**Task statement**
From the listing below, extract each line containing the string "nAssume".

**Stored records**
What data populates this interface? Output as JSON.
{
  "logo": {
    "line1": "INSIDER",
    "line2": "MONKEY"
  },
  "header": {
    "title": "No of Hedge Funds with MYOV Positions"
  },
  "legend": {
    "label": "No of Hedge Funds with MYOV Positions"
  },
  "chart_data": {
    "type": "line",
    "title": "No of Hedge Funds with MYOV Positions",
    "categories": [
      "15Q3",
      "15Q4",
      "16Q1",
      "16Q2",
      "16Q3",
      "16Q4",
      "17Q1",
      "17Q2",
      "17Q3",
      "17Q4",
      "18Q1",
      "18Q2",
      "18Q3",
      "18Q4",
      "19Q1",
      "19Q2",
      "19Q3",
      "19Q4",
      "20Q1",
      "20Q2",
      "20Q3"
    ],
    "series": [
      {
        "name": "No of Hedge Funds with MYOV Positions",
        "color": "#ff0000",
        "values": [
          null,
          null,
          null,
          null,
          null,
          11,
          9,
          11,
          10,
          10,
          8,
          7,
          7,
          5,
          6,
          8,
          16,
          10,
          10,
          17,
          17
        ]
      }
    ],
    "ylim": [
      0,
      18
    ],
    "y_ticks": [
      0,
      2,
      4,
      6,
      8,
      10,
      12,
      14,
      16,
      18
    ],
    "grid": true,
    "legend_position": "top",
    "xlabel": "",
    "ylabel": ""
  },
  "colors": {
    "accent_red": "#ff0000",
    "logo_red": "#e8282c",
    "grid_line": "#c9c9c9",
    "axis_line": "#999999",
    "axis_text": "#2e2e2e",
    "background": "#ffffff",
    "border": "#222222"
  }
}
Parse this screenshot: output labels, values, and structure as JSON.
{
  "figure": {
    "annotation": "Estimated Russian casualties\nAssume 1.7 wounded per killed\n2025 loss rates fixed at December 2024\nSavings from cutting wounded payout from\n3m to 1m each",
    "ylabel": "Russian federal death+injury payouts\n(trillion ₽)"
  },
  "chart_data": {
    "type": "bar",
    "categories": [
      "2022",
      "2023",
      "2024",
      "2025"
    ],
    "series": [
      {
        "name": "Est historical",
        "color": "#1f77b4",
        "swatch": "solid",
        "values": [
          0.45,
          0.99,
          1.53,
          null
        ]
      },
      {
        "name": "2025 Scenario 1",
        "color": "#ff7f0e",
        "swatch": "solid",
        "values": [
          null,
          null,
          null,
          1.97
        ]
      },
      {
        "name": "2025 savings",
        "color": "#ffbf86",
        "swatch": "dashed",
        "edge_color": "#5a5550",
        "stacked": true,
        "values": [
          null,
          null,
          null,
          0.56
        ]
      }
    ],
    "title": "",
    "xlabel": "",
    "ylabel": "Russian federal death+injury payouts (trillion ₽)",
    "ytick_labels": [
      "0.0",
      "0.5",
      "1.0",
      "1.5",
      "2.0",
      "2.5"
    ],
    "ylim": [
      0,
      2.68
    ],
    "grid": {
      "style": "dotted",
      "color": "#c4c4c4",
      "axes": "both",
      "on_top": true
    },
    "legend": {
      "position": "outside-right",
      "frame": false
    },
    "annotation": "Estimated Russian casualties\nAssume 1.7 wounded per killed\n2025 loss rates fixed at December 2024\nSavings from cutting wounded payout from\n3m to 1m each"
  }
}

**Exercise solution**
    "annotation": "Estimated Russian casualties\nAssume 1.7 wounded per killed\n2025 loss rates fixed at December 2024\nSavings from cutting wounded payout from\n3m to 1m each",
    "annotation": "Estimated Russian casualties\nAssume 1.7 wounded per killed\n2025 loss rates fixed at December 2024\nSavings from cutting wounded payout from\n3m to 1m each"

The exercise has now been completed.